Short task. Return the whole listing, line for line, without the pictures in it.

'''

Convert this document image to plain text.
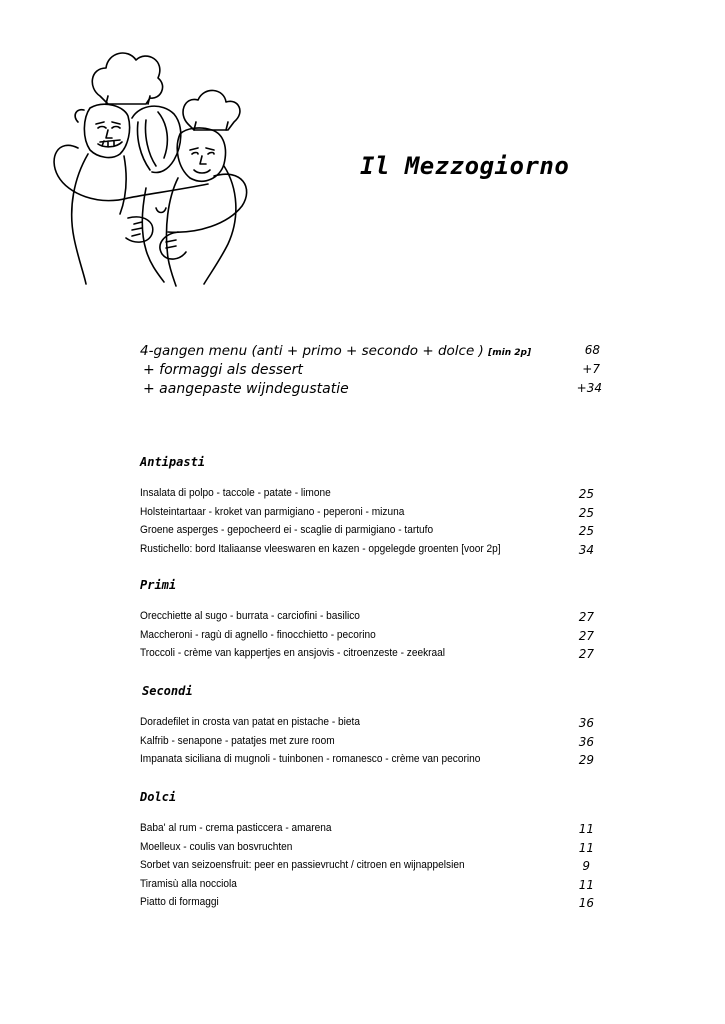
Il Mezzogiorno
4-gangen menu (anti + primo + secondo + dolce ) [min 2p]	68
+ formaggi als dessert	+7
+ aangepaste wijndegustatie	+34
Antipasti
Insalata di polpo - taccole - patate - limone	25
Holsteintartaar - kroket van parmigiano - peperoni - mizuna	25
Groene asperges - gepocheerd ei - scaglie di parmigiano - tartufo	25
Rustichello: bord Italiaanse vleeswaren en kazen - opgelegde groenten [voor 2p]	34
Primi
Orecchiette al sugo - burrata - carciofini - basilico	27
Maccheroni - ragù di agnello - finocchietto - pecorino	27
Troccoli - crème van kappertjes en ansjovis - citroenzeste - zeekraal	27
Secondi
Doradefilet in crosta van patat en pistache - bieta	36
Kalfrib - senapone - patatjes met zure room	36
Impanata siciliana di mugnoli - tuinbonen - romanesco - crème van pecorino	29
Dolci
Baba' al rum - crema pasticcera - amarena	11
Moelleux - coulis van bosvruchten	11
Sorbet van seizoensfruit: peer en passievrucht / citroen en wijnappelsien	9
Tiramisù alla nocciola	11
Piatto di formaggi	16
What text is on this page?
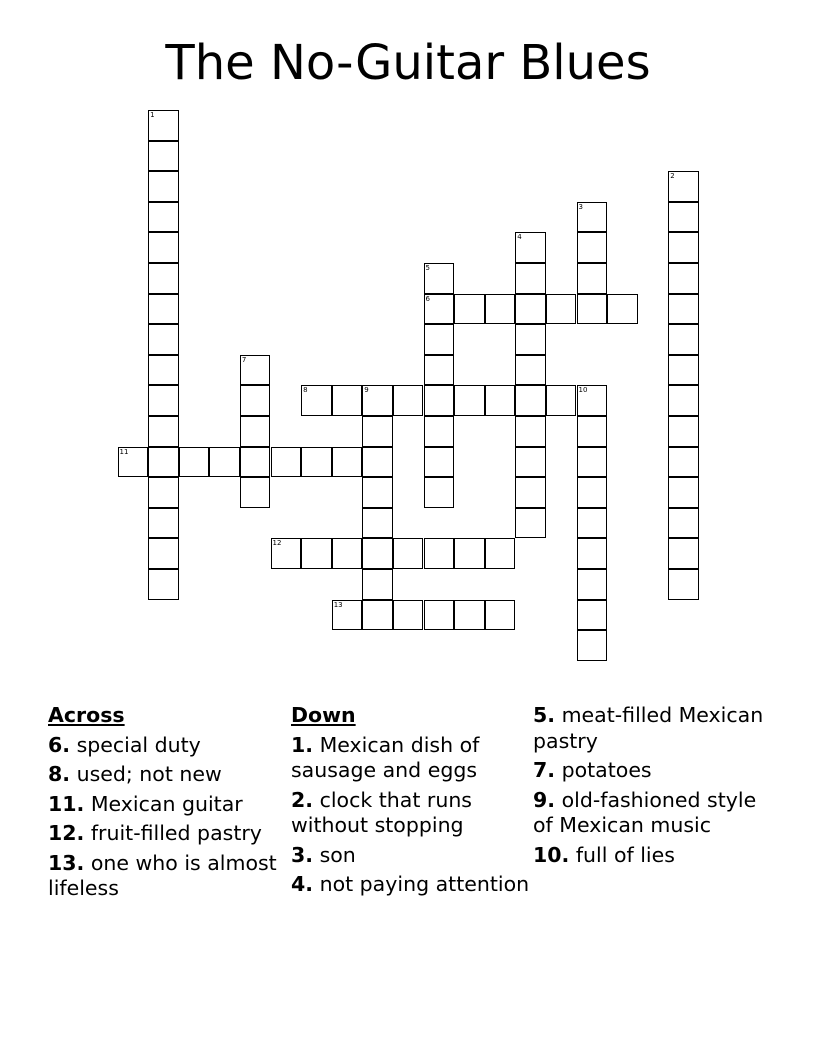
The No-Guitar Blues
1
2
3
4
5
6
7
8	9	10
11
12
13
Across
6. special duty
8. used; not new
11. Mexican guitar
12. fruit-filled pastry
13. one who is almost lifeless
Down
1. Mexican dish of sausage and eggs
2. clock that runs without stopping
3. son
4. not paying attention
5. meat-filled Mexican pastry
7. potatoes
9. old-fashioned style of Mexican music
10. full of lies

'''

Solved exercise.
Convert this document image to plain text.
Il Mezzogiorno
4-gangen menu (anti + primo + secondo + dolce ) [min 2p]	68
+ formaggi als dessert	+7
+ aangepaste wijndegustatie	+34
Antipasti
Insalata di polpo - taccole - patate - limone	25
Holsteintartaar - kroket van parmigiano - peperoni - mizuna	25
Groene asperges - gepocheerd ei - scaglie di parmigiano - tartufo	25
Rustichello: bord Italiaanse vleeswaren en kazen - opgelegde groenten [voor 2p]	34
Primi
Orecchiette al sugo - burrata - carciofini - basilico	27
Maccheroni - ragù di agnello - finocchietto - pecorino	27
Troccoli - crème van kappertjes en ansjovis - citroenzeste - zeekraal	27
Secondi
Doradefilet in crosta van patat en pistache - bieta	36
Kalfrib - senapone - patatjes met zure room	36
Impanata siciliana di mugnoli - tuinbonen - romanesco - crème van pecorino	29
Dolci
Baba' al rum - crema pasticcera - amarena	11
Moelleux - coulis van bosvruchten	11
Sorbet van seizoensfruit: peer en passievrucht / citroen en wijnappelsien	9
Tiramisù alla nocciola	11
Piatto di formaggi	16
What text is on this page?
The No-Guitar Blues
1
2
3
4
5
6
7
8	9	10
11
12
13
Across
6. special duty
8. used; not new
11. Mexican guitar
12. fruit-filled pastry
13. one who is almost lifeless
Down
1. Mexican dish of sausage and eggs
2. clock that runs without stopping
3. son
4. not paying attention
5. meat-filled Mexican pastry
7. potatoes
9. old-fashioned style of Mexican music
10. full of lies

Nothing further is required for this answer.